# Requirements
Find the lines holding the string "repartos" in the data, then copy all of them.

# Given records

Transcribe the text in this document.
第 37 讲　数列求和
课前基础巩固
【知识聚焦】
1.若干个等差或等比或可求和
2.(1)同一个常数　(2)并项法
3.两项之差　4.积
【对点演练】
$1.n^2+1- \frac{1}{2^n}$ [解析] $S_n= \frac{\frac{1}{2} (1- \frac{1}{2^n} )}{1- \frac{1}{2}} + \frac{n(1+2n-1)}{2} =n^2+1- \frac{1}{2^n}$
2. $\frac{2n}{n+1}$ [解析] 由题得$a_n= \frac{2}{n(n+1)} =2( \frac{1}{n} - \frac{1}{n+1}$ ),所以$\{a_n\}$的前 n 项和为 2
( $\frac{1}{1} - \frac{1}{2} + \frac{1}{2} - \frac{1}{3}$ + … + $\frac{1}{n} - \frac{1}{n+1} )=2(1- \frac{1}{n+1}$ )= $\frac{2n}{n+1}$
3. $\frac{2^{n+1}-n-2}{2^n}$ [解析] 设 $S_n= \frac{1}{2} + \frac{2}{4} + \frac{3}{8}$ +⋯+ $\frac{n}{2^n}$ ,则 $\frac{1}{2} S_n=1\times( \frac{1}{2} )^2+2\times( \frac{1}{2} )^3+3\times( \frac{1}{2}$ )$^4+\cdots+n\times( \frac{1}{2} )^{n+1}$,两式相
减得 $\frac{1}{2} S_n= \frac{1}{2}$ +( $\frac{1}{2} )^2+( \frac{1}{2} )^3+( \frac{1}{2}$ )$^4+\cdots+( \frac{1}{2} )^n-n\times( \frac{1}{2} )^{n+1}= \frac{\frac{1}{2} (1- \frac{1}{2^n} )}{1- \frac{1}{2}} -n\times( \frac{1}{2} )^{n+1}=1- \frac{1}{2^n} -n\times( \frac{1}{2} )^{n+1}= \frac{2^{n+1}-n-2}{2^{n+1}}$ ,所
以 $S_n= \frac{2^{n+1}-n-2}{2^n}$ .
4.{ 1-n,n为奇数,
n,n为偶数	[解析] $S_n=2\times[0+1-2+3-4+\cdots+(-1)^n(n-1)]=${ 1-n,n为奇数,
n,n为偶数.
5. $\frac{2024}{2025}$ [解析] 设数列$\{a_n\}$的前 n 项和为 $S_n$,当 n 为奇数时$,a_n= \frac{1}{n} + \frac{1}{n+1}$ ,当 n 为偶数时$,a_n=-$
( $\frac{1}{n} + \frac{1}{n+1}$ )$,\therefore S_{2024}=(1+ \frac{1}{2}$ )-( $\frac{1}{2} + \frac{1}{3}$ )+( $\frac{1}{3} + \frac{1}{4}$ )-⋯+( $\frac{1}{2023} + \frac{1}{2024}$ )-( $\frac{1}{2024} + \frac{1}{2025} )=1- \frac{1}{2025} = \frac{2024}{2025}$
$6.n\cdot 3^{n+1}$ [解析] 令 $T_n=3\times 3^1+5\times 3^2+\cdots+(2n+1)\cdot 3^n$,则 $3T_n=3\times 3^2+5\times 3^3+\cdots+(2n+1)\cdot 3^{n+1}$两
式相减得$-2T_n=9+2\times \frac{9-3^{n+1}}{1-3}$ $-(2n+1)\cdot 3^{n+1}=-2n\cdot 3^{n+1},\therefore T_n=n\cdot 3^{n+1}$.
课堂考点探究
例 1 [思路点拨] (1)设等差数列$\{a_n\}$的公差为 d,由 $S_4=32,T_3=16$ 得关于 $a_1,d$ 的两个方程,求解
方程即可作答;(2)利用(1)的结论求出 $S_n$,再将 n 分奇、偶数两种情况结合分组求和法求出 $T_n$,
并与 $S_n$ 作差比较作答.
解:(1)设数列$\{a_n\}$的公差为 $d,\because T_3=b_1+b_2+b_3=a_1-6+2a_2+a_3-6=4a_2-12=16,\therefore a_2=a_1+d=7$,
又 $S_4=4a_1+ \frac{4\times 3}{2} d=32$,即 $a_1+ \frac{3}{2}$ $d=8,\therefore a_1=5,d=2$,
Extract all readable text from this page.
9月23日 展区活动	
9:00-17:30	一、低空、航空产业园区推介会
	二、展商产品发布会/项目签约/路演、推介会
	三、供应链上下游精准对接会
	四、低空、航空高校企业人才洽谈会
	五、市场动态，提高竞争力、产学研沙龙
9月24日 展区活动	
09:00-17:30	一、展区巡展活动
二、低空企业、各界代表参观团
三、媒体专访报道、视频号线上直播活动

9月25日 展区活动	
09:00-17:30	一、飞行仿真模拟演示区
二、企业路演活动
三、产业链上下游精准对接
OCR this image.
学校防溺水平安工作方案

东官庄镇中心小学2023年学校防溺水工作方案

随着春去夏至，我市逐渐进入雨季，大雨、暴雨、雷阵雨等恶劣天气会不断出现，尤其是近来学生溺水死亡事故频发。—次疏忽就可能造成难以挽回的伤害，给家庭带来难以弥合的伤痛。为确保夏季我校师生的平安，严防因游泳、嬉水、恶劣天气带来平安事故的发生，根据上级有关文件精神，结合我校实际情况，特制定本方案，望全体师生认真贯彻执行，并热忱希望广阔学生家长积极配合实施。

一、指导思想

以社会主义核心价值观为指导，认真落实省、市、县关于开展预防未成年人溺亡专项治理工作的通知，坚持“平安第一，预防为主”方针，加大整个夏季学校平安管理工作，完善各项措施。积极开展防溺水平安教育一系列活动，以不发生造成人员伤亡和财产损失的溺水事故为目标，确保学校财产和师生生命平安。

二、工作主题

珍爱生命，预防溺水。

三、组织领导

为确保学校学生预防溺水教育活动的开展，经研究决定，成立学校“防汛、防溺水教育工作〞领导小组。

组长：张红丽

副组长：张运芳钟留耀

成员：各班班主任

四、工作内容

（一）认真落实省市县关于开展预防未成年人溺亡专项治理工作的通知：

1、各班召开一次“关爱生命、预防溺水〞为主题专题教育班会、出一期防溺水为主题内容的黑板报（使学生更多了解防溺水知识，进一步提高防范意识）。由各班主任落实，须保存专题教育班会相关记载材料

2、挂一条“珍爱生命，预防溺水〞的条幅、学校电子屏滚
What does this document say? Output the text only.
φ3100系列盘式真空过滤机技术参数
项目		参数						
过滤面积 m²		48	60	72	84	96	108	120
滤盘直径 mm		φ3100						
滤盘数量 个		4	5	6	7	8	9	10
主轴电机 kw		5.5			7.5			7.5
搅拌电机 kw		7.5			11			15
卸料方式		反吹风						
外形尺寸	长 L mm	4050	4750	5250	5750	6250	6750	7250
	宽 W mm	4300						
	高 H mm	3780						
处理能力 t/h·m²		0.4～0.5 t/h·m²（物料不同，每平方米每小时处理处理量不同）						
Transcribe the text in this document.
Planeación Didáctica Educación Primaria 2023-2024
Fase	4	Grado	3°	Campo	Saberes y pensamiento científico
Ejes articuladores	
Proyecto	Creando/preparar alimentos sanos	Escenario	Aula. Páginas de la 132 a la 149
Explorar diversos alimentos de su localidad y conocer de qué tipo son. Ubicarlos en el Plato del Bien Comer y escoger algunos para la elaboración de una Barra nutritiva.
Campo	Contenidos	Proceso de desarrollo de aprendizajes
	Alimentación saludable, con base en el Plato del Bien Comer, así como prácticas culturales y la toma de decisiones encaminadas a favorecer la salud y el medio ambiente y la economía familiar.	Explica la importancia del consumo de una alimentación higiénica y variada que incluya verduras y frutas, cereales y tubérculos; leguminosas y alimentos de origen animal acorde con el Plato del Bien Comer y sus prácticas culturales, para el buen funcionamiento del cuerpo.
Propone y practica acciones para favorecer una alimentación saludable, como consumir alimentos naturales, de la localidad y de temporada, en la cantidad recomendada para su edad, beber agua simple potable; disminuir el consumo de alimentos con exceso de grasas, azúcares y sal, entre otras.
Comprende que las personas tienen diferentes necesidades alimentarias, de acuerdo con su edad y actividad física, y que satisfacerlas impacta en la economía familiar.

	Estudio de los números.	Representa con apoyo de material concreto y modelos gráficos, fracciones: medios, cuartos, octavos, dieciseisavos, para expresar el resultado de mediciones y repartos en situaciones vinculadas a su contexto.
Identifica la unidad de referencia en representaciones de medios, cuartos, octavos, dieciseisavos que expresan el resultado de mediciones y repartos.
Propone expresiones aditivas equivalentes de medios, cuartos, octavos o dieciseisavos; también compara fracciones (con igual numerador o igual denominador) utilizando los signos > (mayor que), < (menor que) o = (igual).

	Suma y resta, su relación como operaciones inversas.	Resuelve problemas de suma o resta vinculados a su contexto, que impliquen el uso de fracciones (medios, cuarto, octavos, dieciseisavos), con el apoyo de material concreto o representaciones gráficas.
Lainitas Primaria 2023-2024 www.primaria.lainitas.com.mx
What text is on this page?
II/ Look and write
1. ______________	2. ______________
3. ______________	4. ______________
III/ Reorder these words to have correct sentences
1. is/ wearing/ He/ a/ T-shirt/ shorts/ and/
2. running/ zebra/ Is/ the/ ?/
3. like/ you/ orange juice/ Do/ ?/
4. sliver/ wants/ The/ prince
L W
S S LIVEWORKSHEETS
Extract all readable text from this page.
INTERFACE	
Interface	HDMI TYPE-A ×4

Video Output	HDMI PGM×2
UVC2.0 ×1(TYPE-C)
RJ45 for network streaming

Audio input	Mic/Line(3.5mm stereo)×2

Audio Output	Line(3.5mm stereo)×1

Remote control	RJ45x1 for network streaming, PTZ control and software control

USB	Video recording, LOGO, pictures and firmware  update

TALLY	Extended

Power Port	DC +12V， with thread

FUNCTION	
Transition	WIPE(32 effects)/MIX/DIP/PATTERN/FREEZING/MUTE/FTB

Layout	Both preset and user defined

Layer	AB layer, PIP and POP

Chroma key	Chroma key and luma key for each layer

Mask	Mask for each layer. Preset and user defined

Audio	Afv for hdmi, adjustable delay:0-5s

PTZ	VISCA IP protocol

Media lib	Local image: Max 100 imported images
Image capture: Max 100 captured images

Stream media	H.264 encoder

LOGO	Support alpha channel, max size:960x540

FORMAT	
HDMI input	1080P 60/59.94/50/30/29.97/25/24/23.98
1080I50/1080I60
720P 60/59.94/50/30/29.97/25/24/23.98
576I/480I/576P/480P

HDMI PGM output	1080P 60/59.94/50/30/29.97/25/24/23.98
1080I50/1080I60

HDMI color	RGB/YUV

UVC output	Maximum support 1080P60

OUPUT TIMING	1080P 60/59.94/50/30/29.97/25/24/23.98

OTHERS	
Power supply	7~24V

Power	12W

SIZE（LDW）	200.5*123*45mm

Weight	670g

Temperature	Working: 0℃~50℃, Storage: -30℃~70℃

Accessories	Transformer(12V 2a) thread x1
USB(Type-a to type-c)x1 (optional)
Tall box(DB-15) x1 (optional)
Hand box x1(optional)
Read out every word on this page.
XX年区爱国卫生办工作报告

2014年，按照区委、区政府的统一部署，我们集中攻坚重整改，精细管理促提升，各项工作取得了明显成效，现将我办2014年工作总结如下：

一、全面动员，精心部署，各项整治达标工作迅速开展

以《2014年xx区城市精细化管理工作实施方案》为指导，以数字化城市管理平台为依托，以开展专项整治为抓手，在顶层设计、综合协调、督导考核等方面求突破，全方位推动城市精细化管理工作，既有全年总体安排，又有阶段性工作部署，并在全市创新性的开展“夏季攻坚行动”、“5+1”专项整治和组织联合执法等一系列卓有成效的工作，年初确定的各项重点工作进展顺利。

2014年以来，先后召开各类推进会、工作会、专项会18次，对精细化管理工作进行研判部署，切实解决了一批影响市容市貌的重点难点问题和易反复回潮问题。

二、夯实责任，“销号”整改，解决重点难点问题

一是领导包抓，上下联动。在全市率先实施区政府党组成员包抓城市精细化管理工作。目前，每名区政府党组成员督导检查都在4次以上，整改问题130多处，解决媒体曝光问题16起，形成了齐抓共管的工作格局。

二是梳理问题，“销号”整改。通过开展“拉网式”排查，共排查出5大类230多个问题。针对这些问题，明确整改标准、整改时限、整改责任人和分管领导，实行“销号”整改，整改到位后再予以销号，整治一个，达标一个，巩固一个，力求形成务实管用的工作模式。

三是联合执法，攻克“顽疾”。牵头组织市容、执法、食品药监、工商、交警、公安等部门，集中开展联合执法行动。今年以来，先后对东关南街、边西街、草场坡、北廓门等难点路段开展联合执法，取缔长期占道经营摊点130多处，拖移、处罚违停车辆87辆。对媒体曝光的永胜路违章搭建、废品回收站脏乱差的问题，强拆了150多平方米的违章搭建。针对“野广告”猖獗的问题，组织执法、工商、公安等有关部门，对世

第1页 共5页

# Exercise response
	Estudio de los números.	Representa con apoyo de material concreto y modelos gráficos, fracciones: medios, cuartos, octavos, dieciseisavos, para expresar el resultado de mediciones y repartos en situaciones vinculadas a su contexto.
Identifica la unidad de referencia en representaciones de medios, cuartos, octavos, dieciseisavos que expresan el resultado de mediciones y repartos.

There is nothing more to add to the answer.